**INPUT**:

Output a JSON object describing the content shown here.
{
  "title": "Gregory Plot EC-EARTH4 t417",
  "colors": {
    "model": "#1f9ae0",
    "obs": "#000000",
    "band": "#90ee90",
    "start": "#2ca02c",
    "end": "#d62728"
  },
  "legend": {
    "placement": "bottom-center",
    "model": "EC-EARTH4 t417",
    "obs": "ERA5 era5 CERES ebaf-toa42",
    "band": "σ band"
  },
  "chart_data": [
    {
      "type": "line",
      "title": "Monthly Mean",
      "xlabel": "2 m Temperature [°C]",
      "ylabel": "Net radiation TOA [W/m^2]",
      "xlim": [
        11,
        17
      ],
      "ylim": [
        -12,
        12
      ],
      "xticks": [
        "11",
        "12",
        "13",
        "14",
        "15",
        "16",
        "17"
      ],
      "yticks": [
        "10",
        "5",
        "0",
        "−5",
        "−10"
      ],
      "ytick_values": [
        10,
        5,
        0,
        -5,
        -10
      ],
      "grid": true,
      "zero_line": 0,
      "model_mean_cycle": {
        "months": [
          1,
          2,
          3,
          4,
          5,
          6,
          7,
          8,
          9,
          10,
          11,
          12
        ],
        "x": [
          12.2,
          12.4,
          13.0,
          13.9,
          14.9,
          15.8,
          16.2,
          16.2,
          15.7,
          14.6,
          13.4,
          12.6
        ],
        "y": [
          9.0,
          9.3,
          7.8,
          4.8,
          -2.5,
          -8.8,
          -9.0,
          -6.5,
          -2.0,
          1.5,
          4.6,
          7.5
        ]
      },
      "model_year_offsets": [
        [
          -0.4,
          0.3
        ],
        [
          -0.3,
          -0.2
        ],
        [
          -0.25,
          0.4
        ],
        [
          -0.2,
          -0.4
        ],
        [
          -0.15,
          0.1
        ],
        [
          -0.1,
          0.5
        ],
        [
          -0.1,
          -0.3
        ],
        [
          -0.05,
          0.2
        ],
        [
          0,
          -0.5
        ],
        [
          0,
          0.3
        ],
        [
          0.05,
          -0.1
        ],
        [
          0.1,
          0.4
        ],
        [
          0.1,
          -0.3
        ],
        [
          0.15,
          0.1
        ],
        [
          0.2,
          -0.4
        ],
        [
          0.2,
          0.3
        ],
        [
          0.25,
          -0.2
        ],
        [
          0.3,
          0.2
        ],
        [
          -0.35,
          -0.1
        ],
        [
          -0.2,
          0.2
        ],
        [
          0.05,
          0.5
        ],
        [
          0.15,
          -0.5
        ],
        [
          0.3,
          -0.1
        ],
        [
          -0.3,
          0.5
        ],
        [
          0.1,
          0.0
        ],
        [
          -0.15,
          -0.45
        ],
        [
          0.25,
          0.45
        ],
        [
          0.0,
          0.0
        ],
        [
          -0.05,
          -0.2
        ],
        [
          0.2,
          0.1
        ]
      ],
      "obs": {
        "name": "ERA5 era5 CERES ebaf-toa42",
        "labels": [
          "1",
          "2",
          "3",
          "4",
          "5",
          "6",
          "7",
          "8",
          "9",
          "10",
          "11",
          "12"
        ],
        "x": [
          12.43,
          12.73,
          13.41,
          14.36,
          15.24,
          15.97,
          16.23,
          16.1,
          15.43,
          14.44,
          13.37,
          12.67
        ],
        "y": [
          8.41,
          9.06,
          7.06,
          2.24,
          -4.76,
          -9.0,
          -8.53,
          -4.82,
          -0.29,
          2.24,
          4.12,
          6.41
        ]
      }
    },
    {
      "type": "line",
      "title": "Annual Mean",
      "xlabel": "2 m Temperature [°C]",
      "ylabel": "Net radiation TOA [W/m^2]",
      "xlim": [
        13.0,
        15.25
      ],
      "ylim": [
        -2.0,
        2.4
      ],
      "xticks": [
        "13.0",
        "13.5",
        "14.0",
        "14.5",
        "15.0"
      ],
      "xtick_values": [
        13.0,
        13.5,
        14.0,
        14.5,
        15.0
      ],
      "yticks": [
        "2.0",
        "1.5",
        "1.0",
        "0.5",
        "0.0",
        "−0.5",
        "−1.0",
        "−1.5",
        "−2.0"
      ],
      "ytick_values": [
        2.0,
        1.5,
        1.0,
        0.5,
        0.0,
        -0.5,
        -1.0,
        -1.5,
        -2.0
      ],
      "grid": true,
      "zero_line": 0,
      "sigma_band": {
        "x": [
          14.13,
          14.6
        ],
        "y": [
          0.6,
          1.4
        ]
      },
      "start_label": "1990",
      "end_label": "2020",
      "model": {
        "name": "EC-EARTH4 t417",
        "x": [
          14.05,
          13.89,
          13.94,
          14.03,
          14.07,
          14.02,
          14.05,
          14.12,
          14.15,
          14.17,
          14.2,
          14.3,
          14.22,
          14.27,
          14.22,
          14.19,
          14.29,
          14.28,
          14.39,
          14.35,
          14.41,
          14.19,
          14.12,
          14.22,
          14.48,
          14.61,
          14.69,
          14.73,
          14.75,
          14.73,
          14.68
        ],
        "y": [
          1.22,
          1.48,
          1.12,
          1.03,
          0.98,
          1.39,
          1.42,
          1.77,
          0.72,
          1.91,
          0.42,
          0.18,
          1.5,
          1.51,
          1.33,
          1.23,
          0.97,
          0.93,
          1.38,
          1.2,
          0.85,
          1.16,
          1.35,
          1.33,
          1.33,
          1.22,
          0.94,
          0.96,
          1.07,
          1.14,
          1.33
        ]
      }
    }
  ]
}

---

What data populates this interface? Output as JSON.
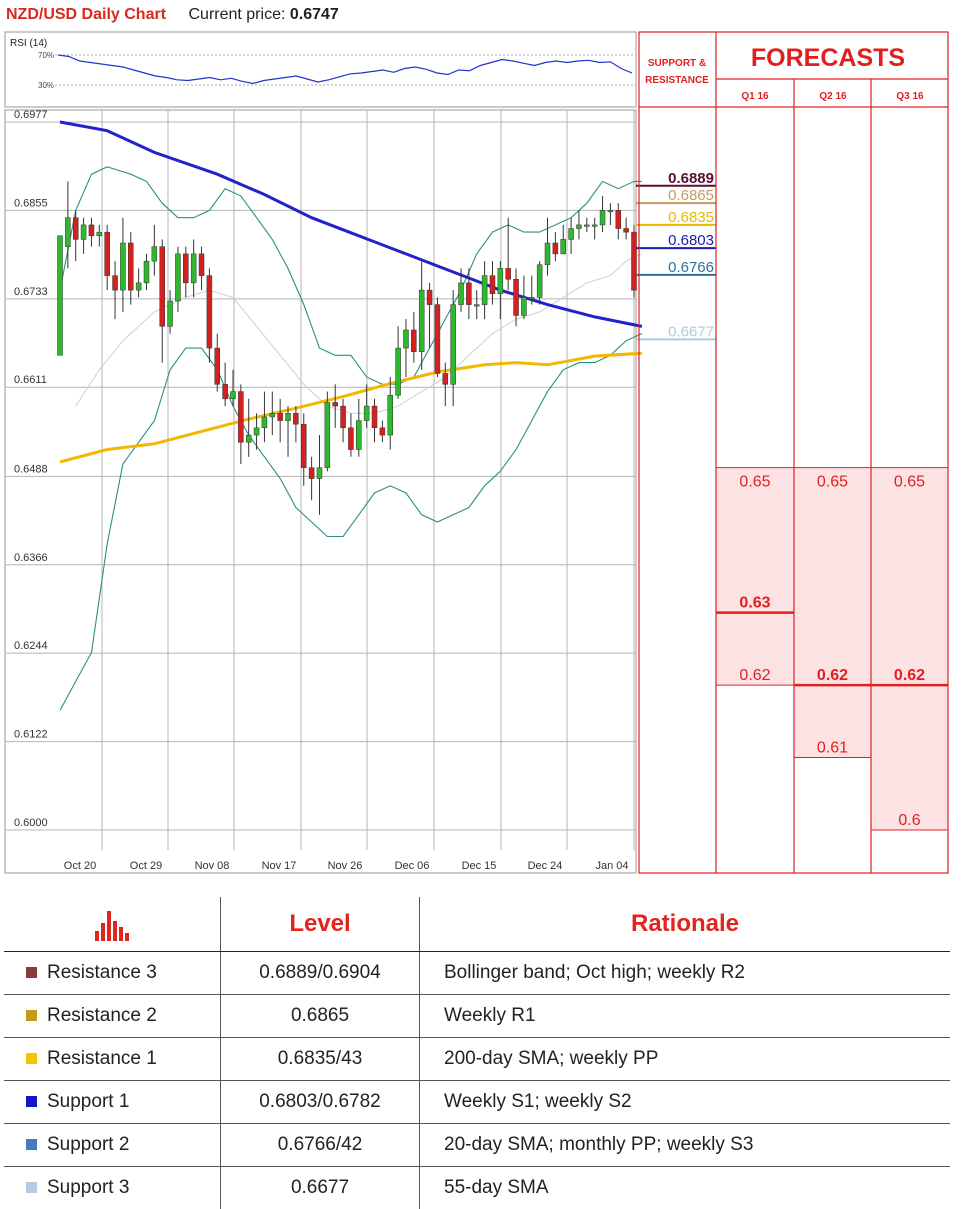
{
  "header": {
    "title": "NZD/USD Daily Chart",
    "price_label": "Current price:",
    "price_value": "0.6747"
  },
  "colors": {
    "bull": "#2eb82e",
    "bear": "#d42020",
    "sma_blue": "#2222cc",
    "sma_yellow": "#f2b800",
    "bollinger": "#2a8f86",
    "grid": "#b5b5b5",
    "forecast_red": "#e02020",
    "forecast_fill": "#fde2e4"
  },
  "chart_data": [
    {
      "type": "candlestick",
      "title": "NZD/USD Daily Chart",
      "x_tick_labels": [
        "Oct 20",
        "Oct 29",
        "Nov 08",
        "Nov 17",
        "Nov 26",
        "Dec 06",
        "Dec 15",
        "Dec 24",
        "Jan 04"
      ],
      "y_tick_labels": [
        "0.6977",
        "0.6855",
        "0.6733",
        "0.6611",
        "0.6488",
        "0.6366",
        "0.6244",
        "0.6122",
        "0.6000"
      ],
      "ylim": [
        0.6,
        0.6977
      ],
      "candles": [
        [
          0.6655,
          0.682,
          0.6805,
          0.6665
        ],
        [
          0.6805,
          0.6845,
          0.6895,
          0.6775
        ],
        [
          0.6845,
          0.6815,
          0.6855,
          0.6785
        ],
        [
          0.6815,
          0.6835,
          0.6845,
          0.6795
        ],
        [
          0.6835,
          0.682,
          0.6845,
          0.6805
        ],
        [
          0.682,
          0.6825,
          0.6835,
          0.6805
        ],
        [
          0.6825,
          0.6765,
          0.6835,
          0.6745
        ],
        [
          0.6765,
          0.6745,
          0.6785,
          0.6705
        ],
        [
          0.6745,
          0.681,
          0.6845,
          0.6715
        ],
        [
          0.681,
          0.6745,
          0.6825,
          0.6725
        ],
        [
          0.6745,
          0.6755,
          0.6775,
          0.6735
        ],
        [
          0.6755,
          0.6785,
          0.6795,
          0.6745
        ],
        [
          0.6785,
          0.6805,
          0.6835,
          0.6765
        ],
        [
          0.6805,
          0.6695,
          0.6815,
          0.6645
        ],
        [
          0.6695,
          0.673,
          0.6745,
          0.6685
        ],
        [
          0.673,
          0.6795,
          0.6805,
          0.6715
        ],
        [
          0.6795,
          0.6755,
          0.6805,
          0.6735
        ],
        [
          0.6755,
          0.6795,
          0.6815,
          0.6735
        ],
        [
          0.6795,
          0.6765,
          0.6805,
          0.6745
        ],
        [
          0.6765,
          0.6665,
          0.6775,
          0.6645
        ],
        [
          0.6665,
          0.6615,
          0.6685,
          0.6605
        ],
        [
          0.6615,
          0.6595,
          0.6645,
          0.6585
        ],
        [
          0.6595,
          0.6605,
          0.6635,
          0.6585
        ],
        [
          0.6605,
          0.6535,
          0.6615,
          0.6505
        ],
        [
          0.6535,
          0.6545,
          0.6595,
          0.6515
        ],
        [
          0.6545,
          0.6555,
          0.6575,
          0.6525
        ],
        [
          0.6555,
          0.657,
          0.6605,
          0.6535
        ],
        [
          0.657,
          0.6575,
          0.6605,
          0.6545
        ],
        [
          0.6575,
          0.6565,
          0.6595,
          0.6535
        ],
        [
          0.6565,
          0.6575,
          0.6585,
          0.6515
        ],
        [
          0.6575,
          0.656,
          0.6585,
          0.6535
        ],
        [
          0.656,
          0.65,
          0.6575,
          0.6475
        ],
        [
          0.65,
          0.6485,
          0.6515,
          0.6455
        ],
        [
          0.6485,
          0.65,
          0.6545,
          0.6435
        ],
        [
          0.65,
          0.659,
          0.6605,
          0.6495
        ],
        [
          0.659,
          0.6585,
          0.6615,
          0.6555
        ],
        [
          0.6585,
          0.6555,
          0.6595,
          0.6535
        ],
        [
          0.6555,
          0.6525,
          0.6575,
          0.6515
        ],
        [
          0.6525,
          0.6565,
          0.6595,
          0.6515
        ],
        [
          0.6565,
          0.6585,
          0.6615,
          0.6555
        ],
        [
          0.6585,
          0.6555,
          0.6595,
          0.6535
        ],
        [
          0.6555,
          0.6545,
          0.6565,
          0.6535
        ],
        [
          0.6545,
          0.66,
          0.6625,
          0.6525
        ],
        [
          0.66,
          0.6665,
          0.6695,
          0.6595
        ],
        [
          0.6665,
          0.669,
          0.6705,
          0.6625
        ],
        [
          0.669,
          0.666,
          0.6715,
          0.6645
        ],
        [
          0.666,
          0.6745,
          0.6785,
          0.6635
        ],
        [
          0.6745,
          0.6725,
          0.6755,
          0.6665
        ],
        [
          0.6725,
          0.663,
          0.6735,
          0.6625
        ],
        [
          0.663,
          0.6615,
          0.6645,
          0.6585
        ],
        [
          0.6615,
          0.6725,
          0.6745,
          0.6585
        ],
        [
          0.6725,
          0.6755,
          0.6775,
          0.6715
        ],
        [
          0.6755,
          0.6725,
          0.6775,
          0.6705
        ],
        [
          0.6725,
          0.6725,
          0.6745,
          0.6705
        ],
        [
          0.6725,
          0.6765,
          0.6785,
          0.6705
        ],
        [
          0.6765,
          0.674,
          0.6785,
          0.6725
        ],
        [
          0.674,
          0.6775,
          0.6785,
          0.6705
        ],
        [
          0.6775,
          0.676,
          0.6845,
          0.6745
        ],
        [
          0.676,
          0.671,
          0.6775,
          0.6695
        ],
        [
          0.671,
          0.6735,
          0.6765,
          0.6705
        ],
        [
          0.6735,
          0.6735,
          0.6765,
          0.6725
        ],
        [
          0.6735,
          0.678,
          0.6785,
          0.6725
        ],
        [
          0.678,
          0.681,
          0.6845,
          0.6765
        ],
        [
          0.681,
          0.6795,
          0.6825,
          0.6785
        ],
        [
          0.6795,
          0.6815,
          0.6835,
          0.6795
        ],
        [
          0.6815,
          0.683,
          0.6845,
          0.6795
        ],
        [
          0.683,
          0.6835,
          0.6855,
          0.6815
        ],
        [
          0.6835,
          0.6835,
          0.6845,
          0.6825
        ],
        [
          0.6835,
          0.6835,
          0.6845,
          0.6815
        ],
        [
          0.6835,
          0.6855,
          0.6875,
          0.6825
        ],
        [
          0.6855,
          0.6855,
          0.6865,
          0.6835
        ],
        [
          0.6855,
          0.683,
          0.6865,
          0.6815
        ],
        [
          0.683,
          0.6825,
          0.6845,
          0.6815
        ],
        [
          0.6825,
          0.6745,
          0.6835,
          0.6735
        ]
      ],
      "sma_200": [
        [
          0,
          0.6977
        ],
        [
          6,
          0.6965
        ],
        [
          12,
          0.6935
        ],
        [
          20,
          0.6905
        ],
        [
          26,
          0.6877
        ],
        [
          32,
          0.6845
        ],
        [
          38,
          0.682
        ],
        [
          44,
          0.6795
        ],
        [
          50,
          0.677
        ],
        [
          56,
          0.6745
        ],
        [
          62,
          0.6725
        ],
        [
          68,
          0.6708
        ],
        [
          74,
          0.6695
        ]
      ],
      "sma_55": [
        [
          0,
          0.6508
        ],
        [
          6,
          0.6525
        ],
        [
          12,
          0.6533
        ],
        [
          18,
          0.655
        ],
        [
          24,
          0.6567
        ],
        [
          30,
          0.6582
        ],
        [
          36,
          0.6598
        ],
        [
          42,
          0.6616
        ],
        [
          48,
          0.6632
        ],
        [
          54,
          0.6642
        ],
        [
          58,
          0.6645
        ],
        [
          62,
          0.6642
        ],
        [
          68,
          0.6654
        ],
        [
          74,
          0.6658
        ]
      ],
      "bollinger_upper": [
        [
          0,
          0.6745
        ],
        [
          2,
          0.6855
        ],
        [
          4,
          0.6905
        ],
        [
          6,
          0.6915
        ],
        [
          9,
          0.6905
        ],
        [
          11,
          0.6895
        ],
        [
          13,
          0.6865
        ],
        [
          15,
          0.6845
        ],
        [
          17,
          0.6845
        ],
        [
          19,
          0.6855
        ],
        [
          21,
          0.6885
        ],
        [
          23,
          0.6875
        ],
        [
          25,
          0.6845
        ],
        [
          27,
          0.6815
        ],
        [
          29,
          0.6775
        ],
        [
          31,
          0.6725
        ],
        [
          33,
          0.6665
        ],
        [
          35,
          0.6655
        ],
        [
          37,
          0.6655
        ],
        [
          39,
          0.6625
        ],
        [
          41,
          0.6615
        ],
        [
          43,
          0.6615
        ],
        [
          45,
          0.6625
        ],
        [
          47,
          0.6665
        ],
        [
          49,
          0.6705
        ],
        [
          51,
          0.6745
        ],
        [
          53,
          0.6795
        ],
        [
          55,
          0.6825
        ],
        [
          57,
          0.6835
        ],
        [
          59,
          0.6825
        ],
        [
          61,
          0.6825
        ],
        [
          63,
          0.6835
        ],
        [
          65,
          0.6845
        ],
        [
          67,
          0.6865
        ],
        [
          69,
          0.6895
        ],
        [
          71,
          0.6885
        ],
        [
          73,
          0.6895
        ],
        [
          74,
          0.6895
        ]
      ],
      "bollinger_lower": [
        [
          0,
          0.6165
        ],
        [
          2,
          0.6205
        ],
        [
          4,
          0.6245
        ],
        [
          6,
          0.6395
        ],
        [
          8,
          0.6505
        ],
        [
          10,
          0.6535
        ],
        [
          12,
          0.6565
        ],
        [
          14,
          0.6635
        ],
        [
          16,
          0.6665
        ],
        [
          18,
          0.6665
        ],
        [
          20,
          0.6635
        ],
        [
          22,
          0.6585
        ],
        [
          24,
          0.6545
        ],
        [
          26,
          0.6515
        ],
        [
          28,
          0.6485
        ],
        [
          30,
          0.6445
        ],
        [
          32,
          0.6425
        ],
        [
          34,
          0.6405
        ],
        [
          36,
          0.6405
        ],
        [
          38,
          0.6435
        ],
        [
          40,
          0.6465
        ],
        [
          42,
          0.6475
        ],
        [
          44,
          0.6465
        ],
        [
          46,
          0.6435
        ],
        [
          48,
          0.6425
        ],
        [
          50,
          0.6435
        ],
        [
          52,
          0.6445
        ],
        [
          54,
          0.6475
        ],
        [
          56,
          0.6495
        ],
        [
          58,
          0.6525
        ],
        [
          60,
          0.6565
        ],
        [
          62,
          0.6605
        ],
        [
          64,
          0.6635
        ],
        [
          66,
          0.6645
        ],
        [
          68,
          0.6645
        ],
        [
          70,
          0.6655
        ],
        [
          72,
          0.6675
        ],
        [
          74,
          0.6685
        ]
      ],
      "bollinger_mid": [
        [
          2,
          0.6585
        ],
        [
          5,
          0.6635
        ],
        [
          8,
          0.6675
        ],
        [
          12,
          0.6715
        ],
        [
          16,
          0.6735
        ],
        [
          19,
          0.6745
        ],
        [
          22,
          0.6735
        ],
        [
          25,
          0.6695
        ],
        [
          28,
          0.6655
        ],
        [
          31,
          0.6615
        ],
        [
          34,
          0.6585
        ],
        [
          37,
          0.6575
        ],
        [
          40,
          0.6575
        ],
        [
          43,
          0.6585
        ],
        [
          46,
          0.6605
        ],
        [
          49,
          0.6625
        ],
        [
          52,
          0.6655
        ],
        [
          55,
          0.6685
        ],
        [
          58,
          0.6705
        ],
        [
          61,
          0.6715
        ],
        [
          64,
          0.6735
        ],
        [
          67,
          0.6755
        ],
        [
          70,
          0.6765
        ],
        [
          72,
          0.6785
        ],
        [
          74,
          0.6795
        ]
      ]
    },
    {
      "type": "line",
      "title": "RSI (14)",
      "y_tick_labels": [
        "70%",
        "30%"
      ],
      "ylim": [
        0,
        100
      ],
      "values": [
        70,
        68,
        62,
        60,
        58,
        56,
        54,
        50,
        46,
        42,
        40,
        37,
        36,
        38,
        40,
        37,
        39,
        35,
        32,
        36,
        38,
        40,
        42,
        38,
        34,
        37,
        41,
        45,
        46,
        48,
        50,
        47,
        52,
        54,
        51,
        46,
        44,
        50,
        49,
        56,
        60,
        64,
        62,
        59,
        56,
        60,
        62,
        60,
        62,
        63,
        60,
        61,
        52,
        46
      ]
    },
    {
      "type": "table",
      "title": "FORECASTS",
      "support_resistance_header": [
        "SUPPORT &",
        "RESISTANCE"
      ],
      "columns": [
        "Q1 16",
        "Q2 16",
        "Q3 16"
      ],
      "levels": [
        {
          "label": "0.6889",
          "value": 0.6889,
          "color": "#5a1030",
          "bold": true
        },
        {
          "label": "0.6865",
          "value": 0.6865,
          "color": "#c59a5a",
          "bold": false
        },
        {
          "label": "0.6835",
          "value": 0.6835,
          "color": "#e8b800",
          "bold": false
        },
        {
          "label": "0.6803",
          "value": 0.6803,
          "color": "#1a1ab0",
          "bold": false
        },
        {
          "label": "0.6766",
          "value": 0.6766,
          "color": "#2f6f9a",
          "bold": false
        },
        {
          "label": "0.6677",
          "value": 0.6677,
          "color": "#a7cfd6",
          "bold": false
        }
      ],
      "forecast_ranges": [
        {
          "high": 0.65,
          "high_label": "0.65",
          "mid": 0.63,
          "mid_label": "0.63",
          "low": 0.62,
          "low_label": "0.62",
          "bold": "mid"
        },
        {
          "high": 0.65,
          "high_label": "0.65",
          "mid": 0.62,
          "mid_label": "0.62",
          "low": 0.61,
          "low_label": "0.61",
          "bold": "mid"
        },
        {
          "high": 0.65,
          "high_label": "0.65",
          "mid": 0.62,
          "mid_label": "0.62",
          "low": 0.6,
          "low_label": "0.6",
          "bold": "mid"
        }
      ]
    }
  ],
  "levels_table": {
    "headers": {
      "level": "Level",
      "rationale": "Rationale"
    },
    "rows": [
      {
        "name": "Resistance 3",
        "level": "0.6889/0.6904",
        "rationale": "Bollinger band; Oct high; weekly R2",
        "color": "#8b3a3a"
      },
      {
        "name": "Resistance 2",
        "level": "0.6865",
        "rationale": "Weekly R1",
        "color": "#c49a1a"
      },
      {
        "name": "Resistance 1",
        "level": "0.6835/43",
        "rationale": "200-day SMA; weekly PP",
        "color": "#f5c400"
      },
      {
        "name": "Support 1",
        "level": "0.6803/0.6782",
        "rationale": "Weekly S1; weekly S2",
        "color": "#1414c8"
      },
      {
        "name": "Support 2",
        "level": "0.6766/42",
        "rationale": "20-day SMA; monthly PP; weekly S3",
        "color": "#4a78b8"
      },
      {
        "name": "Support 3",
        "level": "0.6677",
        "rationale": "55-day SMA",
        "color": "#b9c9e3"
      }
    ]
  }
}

**SHORT EXERCISE**: Return only those lines of the records that contain the string "Daily".

**FINISHED EXERCISE**:
    "title": "NZD/USD Daily Chart",
      "title": "NZD/USD Daily Chart",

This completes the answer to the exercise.